[Stored data]
******

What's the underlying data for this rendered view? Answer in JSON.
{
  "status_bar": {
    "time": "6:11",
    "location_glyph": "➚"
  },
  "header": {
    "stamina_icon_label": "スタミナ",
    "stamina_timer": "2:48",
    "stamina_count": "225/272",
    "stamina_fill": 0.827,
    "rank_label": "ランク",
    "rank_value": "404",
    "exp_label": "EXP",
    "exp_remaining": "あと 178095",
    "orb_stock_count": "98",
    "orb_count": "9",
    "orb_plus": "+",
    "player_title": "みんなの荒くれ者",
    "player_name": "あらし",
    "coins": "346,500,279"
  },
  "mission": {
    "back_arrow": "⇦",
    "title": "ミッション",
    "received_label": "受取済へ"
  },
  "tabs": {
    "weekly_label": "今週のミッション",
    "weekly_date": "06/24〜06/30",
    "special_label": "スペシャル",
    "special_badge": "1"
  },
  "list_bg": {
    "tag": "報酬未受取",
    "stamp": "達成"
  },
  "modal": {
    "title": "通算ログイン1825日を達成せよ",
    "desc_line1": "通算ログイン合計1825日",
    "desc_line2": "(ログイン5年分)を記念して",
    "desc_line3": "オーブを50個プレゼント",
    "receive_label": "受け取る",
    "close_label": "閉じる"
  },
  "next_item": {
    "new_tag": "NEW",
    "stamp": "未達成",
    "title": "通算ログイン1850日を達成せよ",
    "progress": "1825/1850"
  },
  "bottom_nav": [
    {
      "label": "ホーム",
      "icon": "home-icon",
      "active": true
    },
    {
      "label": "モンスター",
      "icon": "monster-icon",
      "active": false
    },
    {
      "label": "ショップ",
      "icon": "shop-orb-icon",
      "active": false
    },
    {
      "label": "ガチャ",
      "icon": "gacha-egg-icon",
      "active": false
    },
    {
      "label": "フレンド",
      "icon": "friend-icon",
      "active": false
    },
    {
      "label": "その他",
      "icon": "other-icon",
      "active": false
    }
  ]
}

******

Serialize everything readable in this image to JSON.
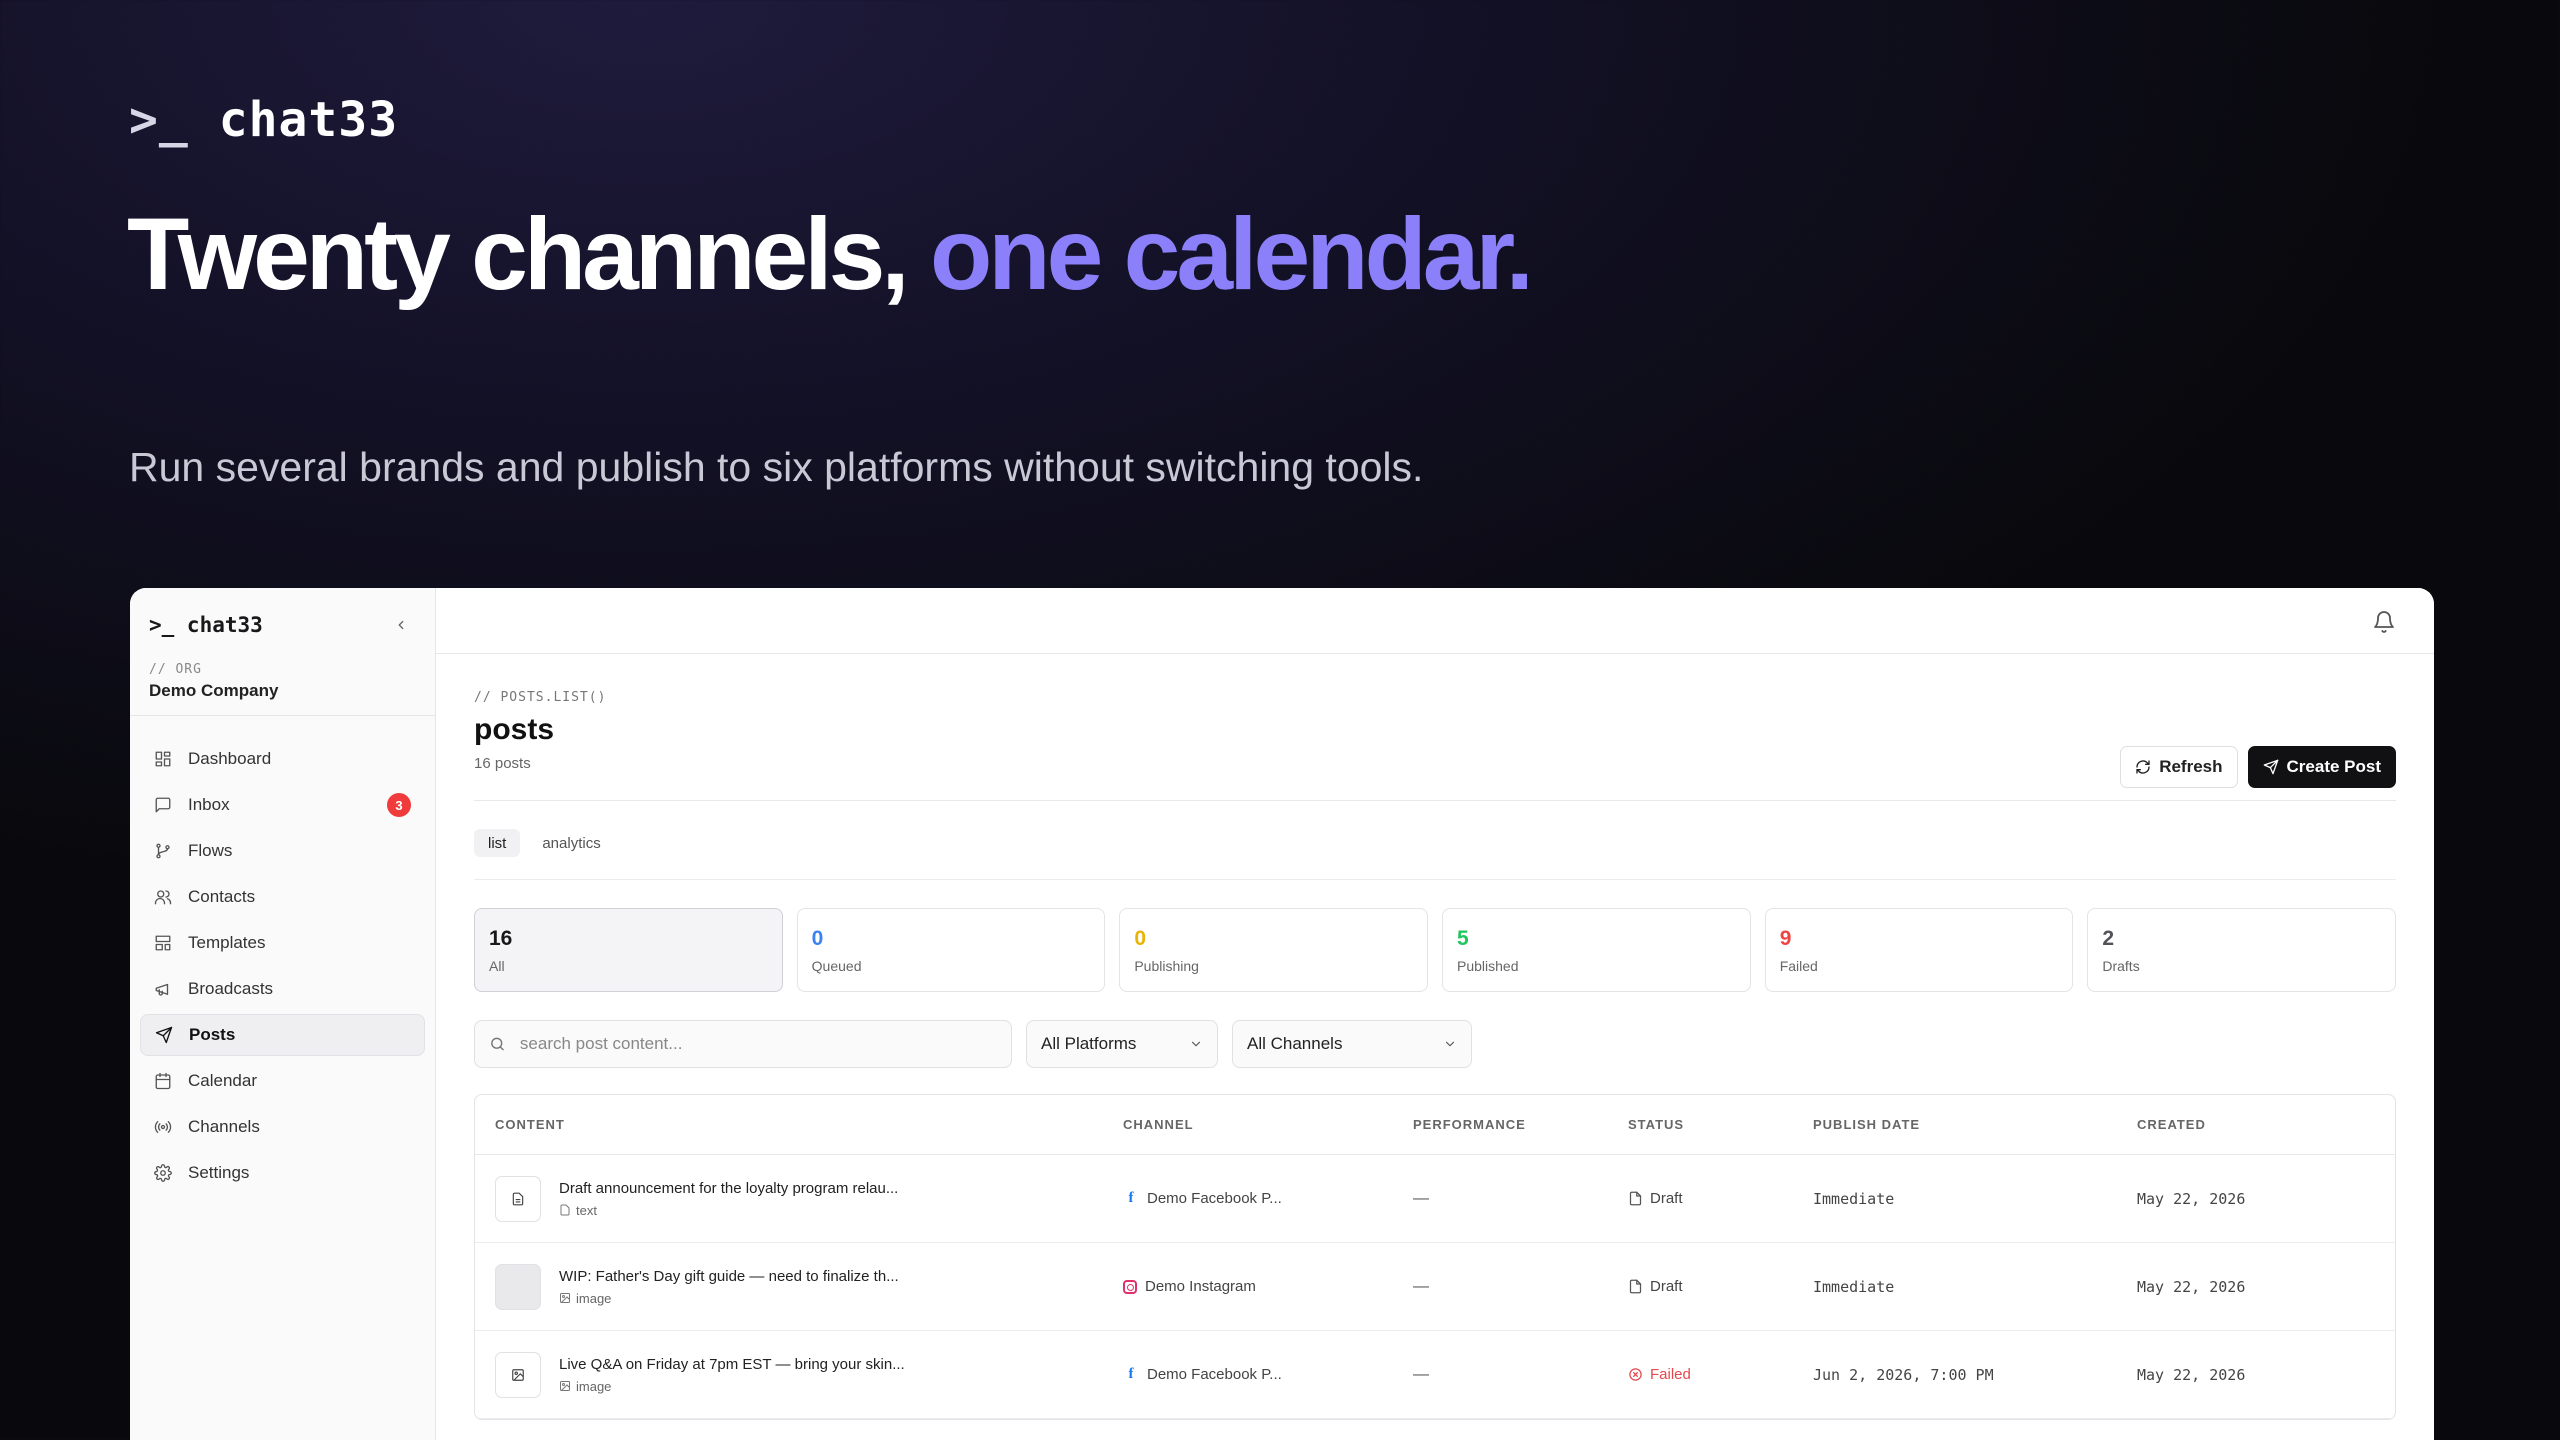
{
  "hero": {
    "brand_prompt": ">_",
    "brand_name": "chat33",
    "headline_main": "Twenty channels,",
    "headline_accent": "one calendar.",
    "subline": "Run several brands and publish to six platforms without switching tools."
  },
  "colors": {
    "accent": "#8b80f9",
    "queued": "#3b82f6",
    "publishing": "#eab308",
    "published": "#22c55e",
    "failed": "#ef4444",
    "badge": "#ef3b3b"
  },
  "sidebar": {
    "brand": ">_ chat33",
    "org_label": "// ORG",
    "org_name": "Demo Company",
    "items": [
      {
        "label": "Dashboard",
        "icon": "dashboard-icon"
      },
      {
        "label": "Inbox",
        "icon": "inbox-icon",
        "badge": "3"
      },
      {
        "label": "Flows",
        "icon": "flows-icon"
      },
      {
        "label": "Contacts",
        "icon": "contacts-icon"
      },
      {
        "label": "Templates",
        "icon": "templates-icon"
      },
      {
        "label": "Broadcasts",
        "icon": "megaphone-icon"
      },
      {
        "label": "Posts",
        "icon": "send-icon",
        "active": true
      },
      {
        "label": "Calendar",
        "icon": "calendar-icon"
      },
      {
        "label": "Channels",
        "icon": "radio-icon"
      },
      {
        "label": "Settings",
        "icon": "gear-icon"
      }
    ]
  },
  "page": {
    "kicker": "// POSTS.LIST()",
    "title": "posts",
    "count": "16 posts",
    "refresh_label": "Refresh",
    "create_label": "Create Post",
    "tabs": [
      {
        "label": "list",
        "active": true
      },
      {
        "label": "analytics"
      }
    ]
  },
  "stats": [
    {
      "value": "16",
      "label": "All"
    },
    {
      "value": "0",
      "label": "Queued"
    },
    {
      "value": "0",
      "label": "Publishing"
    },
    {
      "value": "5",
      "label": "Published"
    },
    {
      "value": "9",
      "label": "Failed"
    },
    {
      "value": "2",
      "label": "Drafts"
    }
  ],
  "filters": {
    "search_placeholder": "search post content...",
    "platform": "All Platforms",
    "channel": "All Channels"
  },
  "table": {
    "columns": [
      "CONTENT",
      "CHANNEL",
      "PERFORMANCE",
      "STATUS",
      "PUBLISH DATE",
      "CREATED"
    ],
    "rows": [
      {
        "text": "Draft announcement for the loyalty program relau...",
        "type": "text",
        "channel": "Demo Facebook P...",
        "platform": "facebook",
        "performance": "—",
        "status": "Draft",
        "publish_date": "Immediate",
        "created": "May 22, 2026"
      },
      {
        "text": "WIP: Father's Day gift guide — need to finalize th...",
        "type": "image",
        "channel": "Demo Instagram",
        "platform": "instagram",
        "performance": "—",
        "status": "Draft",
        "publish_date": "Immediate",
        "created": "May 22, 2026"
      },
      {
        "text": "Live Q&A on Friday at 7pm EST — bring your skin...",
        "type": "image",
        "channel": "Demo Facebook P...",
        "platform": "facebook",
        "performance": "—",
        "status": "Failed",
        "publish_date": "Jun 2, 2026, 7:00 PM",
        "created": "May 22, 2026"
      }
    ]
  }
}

******

Exercise objective – Pull out every line holding "this" from the records above, and copy it.

Task result –
What's the underlying data for this rendered view? Answer in JSON.
Serialize everything readable in this image to JSON.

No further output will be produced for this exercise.